▶ **STATED TASK**
Write the count of lines that contain the word "language" and nothing else.

▶ **MATERIAL TO PROCESS**
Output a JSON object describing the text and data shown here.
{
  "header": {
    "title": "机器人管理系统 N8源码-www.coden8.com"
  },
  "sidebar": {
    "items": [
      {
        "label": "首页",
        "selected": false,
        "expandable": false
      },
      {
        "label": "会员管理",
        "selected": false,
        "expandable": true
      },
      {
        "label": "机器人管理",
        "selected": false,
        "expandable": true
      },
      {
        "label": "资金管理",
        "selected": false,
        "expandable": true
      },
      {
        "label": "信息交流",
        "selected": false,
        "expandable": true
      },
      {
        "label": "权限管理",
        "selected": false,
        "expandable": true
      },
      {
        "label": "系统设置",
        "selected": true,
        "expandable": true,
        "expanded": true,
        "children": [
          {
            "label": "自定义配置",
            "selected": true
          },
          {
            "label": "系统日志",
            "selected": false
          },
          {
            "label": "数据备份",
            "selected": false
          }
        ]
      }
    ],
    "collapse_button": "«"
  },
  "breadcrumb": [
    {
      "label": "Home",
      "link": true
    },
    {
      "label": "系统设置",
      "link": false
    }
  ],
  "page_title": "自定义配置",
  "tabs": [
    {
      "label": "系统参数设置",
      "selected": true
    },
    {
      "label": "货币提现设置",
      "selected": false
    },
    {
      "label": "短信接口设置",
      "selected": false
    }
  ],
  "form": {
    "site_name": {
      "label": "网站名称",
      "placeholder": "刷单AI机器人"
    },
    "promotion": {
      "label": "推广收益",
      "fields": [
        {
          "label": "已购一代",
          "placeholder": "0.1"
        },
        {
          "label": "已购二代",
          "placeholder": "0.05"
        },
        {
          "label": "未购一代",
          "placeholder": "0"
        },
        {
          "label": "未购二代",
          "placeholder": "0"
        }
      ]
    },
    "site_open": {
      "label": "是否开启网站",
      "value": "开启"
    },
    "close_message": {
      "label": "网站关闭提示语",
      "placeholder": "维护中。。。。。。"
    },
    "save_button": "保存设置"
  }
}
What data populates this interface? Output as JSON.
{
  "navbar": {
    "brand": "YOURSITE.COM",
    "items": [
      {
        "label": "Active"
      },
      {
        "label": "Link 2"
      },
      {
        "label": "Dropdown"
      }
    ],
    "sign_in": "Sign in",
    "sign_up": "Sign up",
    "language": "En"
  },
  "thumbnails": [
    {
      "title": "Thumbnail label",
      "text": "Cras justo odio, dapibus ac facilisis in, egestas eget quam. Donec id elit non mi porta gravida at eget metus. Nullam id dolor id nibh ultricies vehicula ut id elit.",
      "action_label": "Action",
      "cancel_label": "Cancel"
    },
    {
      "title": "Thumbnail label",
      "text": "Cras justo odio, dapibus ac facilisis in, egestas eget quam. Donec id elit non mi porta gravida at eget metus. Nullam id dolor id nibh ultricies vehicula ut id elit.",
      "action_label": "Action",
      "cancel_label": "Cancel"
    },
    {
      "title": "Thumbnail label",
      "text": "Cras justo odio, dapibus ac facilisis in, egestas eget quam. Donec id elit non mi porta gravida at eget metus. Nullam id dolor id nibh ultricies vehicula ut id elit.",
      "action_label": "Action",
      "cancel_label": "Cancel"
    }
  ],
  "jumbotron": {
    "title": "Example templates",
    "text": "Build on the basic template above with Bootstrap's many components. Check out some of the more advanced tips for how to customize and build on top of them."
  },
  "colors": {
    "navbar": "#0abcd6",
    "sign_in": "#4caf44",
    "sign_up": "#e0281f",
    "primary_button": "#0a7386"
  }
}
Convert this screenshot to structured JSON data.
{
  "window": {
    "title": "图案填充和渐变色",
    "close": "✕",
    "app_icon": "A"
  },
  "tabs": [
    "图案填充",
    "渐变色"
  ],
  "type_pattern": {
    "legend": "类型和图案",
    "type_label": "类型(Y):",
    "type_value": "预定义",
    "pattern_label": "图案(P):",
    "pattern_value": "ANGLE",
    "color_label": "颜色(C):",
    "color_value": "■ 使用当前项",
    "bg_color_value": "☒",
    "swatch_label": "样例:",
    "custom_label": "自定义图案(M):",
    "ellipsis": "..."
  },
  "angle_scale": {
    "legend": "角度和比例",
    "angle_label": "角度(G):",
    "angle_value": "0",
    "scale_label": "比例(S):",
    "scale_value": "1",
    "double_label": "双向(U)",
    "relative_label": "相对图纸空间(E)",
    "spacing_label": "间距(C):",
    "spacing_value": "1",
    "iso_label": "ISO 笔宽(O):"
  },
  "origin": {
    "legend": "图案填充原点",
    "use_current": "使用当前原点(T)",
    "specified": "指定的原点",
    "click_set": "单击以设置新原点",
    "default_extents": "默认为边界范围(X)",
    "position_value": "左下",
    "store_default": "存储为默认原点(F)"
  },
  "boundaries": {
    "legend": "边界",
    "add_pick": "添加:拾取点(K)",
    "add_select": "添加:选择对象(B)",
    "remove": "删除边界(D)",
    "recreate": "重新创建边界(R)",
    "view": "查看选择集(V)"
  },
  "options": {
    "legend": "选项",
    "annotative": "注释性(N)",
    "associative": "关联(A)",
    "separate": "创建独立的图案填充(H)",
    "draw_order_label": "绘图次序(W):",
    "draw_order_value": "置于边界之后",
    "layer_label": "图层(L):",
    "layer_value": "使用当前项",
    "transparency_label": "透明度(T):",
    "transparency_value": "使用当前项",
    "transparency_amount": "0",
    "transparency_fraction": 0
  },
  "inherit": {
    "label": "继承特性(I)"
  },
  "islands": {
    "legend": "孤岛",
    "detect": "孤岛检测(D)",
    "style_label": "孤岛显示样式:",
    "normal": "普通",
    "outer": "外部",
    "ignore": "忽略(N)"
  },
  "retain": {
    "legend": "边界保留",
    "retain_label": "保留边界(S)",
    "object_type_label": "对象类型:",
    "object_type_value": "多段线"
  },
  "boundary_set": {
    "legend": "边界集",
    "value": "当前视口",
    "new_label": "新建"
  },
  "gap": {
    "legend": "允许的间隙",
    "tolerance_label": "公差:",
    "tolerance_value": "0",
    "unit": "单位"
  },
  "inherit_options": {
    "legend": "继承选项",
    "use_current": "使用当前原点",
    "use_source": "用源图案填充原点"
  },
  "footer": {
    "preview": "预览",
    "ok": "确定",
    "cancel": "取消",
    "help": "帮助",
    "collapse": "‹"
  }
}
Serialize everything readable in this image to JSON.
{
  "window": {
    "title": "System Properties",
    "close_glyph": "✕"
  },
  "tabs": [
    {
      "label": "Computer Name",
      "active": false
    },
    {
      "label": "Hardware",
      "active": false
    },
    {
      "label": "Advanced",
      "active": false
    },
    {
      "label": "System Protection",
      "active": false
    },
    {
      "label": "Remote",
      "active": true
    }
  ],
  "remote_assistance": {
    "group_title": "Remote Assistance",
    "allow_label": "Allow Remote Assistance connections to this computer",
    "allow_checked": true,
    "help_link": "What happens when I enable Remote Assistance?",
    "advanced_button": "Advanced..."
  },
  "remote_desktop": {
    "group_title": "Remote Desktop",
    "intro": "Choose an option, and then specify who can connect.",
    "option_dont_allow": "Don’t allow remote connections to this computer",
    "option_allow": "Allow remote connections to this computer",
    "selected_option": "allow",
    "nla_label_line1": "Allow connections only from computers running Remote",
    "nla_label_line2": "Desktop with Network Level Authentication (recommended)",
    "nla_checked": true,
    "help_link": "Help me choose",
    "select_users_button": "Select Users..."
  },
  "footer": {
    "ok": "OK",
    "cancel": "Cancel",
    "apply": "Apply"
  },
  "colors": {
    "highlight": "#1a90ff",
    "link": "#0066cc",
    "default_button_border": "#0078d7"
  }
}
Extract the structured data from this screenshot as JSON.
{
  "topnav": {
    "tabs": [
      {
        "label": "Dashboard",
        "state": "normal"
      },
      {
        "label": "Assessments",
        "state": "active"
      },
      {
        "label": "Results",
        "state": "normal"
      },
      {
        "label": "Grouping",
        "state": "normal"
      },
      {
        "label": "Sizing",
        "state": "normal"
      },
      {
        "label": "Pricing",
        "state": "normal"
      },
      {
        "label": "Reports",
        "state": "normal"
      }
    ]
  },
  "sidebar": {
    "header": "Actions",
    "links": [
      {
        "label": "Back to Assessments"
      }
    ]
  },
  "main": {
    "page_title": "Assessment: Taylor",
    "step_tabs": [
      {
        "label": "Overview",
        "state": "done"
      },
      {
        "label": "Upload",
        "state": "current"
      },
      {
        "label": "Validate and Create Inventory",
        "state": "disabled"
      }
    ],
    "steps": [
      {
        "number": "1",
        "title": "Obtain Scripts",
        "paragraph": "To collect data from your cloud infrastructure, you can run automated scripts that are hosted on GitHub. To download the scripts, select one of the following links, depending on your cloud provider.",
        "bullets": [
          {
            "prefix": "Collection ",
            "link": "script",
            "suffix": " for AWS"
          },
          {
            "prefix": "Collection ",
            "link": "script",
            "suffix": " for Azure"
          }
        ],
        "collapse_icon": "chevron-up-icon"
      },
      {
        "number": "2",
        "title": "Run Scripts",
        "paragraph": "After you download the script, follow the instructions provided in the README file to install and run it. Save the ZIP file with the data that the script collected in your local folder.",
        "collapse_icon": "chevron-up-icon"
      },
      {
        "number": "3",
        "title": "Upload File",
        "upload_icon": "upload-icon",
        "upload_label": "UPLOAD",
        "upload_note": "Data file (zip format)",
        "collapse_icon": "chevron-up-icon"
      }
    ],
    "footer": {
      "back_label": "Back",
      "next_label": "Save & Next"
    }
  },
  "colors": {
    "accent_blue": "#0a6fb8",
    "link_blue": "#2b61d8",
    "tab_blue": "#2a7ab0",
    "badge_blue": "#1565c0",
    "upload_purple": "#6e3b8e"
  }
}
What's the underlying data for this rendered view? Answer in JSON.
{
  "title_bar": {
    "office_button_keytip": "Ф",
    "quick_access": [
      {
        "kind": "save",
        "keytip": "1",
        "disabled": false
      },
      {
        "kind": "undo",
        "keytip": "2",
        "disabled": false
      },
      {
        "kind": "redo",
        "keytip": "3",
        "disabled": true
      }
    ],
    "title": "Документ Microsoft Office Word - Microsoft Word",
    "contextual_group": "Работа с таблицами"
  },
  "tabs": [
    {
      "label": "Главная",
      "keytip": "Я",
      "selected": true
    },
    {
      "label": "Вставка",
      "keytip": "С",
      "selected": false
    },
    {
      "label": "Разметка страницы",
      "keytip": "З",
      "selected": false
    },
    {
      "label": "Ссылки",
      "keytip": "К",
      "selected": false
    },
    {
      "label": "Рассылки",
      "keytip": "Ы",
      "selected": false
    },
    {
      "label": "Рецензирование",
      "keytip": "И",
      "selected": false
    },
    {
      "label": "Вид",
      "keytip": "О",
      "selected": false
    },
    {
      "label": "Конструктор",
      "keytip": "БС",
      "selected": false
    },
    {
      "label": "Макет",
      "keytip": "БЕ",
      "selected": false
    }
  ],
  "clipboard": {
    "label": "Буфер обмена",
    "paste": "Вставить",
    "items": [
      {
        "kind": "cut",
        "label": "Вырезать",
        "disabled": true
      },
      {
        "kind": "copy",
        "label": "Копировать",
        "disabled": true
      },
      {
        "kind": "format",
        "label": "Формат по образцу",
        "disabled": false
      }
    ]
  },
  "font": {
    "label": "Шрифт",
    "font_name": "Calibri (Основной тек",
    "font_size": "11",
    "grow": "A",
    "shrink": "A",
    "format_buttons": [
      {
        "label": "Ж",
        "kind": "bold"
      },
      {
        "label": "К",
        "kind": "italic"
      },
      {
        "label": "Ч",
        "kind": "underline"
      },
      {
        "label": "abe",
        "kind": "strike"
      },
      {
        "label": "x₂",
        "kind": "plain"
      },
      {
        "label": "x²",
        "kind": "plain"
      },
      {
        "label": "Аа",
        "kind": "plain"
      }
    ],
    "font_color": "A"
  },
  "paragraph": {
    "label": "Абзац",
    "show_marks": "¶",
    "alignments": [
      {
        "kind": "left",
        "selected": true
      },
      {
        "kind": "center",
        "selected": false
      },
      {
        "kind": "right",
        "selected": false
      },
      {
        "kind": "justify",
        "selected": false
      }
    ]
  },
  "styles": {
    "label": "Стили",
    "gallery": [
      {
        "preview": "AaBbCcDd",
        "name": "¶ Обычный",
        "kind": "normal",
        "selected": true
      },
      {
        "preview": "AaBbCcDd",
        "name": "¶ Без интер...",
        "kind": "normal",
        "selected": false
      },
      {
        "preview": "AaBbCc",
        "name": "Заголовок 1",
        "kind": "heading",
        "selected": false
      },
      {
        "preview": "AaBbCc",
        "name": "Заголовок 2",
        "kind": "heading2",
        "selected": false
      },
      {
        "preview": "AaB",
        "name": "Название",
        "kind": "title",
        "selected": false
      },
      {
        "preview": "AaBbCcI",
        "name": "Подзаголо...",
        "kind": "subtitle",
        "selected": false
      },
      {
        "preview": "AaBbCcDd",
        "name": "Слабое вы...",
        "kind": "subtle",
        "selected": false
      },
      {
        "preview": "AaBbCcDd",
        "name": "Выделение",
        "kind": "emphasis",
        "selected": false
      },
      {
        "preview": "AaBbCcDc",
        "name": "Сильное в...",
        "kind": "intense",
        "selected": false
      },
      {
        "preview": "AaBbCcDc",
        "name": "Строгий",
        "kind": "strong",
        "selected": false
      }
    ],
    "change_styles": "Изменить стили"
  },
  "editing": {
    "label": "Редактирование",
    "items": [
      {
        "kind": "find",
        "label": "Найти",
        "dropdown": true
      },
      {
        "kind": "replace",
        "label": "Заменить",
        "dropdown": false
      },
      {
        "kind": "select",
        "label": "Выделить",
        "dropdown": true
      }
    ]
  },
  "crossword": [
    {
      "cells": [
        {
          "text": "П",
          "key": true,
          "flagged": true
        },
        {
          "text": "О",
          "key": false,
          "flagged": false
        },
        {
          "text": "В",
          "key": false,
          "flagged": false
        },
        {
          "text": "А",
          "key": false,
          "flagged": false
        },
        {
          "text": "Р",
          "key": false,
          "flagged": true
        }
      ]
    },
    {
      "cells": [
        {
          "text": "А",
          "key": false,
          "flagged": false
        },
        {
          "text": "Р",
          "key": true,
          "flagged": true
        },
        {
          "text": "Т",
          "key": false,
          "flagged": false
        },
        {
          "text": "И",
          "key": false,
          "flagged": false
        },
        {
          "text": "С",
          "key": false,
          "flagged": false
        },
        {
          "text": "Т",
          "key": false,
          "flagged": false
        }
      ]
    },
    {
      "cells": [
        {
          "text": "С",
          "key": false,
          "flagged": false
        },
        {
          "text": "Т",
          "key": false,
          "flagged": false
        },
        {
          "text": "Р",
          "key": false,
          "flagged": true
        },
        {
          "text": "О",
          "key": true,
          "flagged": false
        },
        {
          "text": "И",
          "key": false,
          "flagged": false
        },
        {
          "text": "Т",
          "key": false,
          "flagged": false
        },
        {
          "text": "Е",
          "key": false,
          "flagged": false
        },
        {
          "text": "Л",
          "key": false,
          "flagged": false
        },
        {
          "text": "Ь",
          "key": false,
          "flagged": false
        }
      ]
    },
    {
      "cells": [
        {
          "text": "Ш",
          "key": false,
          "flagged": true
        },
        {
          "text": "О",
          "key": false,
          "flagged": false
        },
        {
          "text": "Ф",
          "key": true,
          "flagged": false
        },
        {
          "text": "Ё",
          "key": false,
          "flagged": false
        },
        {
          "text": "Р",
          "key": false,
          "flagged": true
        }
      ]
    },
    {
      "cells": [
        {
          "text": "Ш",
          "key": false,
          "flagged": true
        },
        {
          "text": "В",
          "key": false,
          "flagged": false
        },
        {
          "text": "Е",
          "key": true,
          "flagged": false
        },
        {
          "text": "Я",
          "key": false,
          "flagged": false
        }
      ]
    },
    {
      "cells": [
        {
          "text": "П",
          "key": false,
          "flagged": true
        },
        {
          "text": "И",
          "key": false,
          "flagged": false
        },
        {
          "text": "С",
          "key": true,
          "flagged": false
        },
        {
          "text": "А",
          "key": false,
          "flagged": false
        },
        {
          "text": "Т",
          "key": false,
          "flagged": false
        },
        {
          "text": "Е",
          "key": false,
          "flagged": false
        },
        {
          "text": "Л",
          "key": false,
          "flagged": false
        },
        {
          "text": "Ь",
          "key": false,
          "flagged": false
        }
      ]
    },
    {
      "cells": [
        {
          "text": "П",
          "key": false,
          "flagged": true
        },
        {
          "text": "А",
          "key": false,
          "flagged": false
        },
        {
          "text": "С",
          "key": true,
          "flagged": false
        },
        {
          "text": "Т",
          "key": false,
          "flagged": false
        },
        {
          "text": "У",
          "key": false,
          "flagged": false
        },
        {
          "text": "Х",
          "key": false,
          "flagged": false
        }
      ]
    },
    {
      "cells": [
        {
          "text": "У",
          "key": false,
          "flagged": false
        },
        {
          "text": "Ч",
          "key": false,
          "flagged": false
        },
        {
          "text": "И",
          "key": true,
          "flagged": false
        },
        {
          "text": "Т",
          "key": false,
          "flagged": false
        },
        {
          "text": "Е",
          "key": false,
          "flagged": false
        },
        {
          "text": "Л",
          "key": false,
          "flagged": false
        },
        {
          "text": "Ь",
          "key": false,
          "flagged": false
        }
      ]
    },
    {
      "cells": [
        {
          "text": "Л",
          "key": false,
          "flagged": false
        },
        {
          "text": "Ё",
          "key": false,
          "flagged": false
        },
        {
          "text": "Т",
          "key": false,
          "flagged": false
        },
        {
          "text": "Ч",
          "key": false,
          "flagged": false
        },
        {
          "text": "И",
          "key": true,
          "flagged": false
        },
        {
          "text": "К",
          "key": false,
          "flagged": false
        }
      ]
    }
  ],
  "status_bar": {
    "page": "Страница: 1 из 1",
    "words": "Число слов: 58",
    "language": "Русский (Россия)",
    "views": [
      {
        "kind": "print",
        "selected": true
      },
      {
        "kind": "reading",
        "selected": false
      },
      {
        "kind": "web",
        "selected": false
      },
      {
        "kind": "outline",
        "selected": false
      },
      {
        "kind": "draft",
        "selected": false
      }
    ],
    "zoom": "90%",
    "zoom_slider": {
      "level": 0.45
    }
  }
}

▶ **RESULT OF THIS EXERCISE**
2